**What to produce**
Make an exact transcription of the material, leaving out all images.

**Record list**
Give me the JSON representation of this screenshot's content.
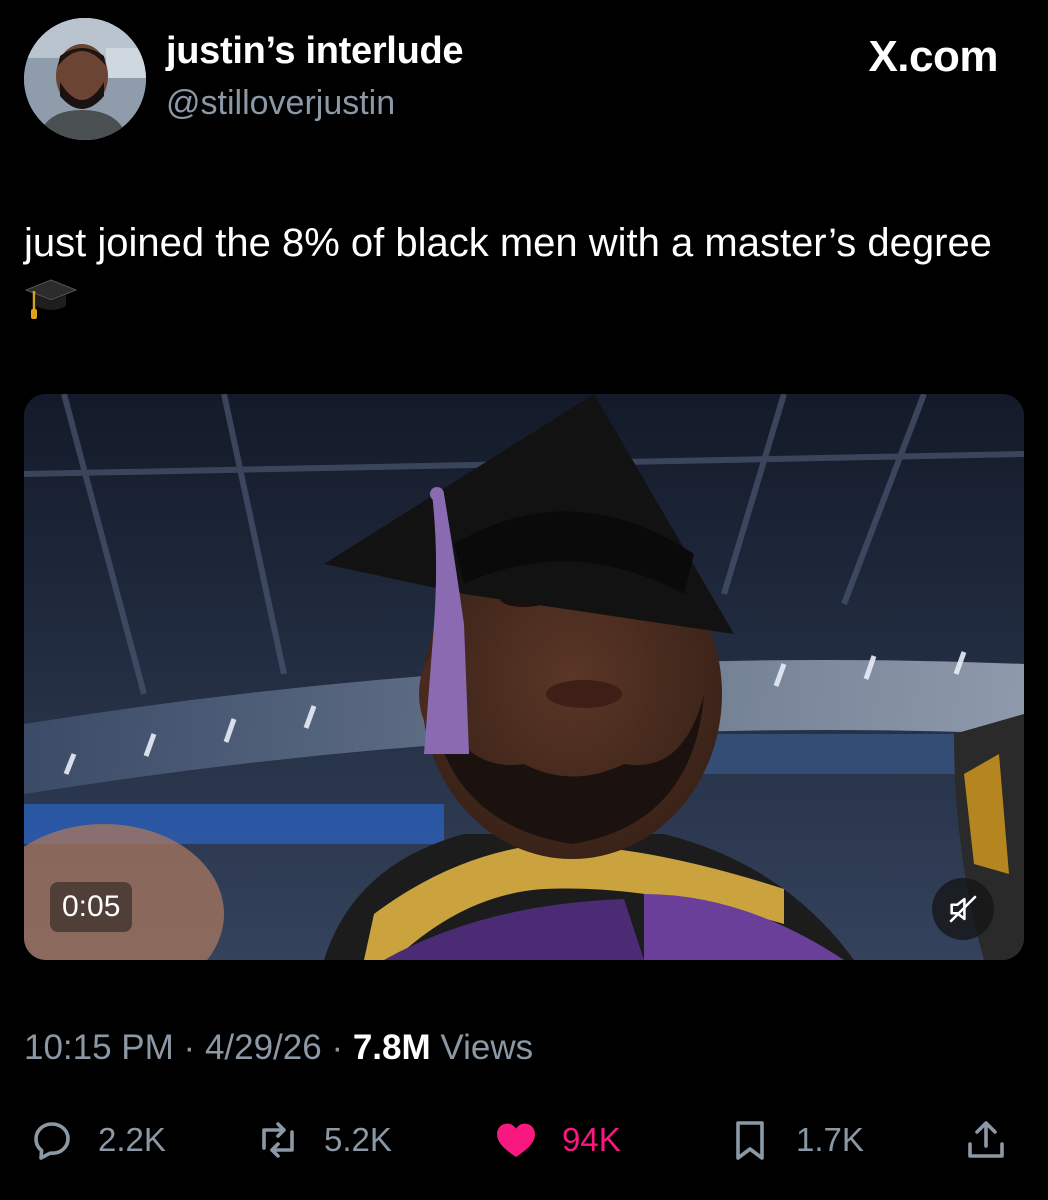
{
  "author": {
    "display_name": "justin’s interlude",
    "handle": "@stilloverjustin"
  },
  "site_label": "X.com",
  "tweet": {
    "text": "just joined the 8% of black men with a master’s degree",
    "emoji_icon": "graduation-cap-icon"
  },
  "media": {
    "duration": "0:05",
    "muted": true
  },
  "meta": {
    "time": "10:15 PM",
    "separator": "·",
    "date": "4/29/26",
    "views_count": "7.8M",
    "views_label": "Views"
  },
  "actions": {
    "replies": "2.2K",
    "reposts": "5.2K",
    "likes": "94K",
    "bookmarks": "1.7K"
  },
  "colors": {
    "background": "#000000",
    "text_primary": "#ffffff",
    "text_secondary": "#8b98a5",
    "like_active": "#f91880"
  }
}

**Task response**
Give me the JSON representation of this screenshot's content.
{
  "author": {
    "display_name": "justin’s interlude",
    "handle": "@stilloverjustin"
  },
  "site_label": "X.com",
  "tweet": {
    "text": "just joined the 8% of black men with a master’s degree",
    "emoji_icon": "graduation-cap-icon"
  },
  "media": {
    "duration": "0:05",
    "muted": true
  },
  "meta": {
    "time": "10:15 PM",
    "separator": "·",
    "date": "4/29/26",
    "views_count": "7.8M",
    "views_label": "Views"
  },
  "actions": {
    "replies": "2.2K",
    "reposts": "5.2K",
    "likes": "94K",
    "bookmarks": "1.7K"
  },
  "colors": {
    "background": "#000000",
    "text_primary": "#ffffff",
    "text_secondary": "#8b98a5",
    "like_active": "#f91880"
  }
}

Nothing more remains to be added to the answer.